A senior figure in the running of London's Nightingale Hospital has defended its creation despite a lack of patients, calling it "insurance" for the capital.
Matthew Trainer helped to run the facility, which opened at the ExCeL last April to treat Covid patients.
But it cared for less than 60 people with the virus before it was closed down.
Mr Trainer, who is now chief executive of the NHS trust which runs Queen's Hospital in Romford and King George Hospital in Goodmayes, said he was glad the Nightingale was not needed.
He told this paper: "The Nightingale was a bit like home insurance really. Very glad it's there but we didn't really want to use it.
"We were sitting there last March looking at some of these predictions and I was saying 'there's 900 critical care beds in London'.
"Some of the predictions Imperial College published in March were saying we might need five or six times as many critical care beds as that.
"So we set up ExCeL to offer us a pressure valve there - an insurance product effectively - to say if we need to use this extra capacity, where could we do this and save as many lives as possible?"
Major spikes in cases saw east London boroughs such as Barking and Dagenham, Havering and Redbridge among the highest Covid case rates in the country around the turn of the year.
The total number of Covid patients at London hospitals reached more than 6,350 on January 3.
Despite these numbers, the Nightingale remained on standby from May 2020 onwards, only reopening briefly in January to treat non-Covid patients.
But Mr Trainer felt it was right to have set it up.
"I think it was a sensible thing to do given what we knew in March (2020).
"I think it became obvious in the course of April and May it wasn't necessary on the scale we needed it to and to be honest, I was quite relieved that we managed to close it with only having had 54 patients.
"For us to have needed the Nightingale - things would have been so bad everywhere else, we would have been in quite a horrible situation as a city."
The ExCeL in Newham's Royal Docks has now returned to its normal use as an events venue.

Dataset excerpts:

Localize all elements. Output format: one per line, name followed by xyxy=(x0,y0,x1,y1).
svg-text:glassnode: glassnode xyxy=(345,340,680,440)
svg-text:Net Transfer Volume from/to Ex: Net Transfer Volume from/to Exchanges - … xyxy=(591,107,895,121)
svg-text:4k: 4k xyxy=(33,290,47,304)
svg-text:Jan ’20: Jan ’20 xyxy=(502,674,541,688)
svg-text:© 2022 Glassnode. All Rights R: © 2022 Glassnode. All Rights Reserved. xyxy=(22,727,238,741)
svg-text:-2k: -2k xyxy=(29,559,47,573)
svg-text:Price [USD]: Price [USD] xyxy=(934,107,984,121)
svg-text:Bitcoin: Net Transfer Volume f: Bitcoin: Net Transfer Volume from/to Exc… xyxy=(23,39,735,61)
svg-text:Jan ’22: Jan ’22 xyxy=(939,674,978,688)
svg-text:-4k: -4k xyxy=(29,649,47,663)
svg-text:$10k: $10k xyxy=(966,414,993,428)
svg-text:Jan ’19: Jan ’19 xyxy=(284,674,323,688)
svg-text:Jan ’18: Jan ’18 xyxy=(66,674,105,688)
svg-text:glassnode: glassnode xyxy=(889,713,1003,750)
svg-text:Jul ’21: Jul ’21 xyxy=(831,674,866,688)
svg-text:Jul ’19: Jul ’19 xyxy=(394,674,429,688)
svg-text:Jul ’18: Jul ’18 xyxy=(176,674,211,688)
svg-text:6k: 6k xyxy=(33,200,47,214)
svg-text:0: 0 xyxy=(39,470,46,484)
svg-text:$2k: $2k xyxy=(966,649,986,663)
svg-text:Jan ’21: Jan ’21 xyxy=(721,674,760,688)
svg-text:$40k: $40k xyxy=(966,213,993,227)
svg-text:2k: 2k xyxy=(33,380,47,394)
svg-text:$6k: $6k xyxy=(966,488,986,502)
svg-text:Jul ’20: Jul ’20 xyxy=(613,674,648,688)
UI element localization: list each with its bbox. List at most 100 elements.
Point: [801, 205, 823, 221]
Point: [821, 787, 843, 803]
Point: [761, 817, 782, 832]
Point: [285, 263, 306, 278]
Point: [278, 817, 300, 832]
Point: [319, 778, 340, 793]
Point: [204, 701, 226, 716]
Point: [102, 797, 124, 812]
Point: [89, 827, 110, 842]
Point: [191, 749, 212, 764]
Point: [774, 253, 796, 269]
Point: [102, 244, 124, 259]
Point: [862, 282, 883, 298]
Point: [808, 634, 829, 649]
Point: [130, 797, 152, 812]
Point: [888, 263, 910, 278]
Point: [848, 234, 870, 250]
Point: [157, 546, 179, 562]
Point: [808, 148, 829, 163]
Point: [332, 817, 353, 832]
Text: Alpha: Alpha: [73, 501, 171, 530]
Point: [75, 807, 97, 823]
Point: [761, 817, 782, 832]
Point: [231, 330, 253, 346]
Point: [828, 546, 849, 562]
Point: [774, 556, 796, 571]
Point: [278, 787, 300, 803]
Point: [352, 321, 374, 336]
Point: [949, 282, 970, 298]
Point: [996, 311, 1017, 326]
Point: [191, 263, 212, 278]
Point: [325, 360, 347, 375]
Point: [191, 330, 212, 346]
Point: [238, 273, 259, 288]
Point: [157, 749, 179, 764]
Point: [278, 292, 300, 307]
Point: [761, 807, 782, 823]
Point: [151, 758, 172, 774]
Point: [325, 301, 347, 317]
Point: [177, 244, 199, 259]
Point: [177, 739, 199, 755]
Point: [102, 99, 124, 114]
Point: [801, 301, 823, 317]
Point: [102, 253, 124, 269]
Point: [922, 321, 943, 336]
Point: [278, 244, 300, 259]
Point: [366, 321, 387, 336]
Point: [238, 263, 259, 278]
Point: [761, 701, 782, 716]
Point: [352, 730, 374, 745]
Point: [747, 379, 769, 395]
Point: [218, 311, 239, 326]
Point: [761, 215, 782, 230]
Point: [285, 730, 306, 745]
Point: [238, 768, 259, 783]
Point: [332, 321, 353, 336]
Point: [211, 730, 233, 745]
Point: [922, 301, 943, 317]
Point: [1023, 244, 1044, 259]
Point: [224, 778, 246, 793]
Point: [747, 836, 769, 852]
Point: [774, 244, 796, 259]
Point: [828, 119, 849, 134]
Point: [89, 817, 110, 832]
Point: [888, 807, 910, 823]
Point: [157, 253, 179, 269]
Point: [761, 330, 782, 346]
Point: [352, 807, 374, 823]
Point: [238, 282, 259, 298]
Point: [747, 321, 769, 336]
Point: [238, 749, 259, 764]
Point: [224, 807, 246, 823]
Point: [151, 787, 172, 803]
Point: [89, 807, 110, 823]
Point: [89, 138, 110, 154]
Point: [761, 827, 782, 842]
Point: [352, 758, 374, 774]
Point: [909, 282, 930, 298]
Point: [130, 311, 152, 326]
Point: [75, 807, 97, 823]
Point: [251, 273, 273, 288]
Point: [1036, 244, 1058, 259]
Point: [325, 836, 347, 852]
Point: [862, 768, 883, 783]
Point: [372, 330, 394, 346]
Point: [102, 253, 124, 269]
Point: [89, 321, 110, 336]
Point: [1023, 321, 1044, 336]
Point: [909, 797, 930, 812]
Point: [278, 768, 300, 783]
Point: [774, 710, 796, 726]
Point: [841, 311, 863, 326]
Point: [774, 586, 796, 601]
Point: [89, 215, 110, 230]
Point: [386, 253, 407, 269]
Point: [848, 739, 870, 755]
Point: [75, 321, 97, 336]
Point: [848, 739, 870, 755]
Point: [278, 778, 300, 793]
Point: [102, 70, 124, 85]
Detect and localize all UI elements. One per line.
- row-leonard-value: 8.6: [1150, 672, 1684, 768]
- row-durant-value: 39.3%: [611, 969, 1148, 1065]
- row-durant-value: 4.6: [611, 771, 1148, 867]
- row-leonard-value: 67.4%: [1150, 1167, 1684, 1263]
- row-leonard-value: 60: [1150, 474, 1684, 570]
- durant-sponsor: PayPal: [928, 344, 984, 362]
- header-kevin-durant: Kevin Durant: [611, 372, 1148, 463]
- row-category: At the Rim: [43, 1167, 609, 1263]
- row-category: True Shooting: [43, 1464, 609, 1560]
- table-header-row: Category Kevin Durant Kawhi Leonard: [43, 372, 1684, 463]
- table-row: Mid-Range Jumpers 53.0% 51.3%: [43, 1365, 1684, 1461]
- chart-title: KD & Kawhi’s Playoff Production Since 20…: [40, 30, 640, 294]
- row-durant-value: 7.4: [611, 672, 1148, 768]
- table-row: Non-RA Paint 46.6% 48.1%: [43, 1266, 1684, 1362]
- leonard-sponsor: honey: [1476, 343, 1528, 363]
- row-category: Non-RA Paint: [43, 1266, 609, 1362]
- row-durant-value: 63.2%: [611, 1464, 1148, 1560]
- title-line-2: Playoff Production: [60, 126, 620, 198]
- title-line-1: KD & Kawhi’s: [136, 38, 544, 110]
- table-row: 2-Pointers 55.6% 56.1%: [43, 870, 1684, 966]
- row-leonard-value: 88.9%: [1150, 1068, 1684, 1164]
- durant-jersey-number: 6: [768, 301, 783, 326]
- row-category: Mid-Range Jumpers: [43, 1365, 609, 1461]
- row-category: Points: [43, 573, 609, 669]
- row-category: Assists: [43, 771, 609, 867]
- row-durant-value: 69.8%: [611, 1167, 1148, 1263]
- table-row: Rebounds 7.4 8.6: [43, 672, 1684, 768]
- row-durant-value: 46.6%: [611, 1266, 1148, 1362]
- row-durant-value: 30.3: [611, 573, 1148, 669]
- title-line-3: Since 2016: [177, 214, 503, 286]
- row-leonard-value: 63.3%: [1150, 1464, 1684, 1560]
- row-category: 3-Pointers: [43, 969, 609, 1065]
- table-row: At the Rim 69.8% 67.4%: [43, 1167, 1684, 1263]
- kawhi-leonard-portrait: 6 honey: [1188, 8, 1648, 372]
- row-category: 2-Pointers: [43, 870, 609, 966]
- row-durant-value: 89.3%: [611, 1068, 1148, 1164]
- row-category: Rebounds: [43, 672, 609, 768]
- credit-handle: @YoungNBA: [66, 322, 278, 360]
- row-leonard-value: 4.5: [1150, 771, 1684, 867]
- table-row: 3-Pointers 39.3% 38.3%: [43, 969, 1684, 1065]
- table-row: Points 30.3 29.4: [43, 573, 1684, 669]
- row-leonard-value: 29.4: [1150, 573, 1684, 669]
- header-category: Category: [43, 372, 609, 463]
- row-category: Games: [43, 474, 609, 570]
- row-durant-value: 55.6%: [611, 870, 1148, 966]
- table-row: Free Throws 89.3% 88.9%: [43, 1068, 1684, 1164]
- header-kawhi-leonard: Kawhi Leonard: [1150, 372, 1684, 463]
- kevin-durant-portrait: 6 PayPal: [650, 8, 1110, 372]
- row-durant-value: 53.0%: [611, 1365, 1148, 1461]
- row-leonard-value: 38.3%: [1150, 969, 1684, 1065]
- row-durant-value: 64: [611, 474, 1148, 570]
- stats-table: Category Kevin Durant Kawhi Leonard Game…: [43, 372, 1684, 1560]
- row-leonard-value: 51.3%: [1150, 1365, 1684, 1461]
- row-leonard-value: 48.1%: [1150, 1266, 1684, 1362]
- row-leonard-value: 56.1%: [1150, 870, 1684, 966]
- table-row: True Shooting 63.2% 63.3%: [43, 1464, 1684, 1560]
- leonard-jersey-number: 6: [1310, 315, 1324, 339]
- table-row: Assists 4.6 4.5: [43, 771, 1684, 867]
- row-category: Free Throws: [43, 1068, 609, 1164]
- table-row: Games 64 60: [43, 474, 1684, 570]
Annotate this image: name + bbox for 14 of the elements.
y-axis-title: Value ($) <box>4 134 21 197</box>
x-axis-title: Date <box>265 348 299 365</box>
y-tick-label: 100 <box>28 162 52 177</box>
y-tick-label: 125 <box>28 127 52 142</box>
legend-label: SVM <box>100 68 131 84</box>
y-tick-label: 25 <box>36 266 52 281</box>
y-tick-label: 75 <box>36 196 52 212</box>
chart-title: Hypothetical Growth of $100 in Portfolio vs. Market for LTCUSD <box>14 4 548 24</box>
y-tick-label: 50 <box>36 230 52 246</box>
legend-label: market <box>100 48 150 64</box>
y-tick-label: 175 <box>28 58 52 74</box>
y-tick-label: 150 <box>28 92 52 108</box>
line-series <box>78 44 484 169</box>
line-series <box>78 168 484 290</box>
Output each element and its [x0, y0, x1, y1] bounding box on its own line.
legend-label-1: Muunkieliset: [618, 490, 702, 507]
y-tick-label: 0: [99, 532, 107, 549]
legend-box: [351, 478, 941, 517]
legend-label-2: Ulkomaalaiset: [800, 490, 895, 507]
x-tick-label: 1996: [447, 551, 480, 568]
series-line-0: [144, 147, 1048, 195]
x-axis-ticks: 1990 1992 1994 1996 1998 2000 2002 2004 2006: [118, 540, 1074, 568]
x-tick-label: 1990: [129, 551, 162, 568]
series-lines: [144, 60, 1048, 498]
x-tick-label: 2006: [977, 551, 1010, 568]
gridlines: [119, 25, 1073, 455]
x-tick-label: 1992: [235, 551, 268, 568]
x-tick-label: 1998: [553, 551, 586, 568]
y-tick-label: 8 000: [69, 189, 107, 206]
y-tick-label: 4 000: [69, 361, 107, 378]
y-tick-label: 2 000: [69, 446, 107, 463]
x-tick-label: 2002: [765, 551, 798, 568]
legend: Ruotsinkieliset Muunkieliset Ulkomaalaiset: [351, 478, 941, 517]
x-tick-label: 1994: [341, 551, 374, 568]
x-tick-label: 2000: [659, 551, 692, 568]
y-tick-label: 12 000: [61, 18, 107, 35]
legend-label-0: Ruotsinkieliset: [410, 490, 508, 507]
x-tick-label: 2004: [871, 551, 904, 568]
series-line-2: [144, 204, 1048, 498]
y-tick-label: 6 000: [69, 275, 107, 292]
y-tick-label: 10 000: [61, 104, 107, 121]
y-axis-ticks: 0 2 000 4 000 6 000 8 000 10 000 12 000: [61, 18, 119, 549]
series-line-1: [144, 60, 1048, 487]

What is required:
Write out, word for word, the passage of the Nightingale Hospital article from "The total number" to "have set it up.".

Task output:
The total number of Covid patients at London hospitals reached more than 6,350 on January 3.
Despite these numbers, the Nightingale remained on standby from May 2020 onwards, only reopening briefly in January to treat non-Covid patients.
But Mr Trainer felt it was right to have set it up.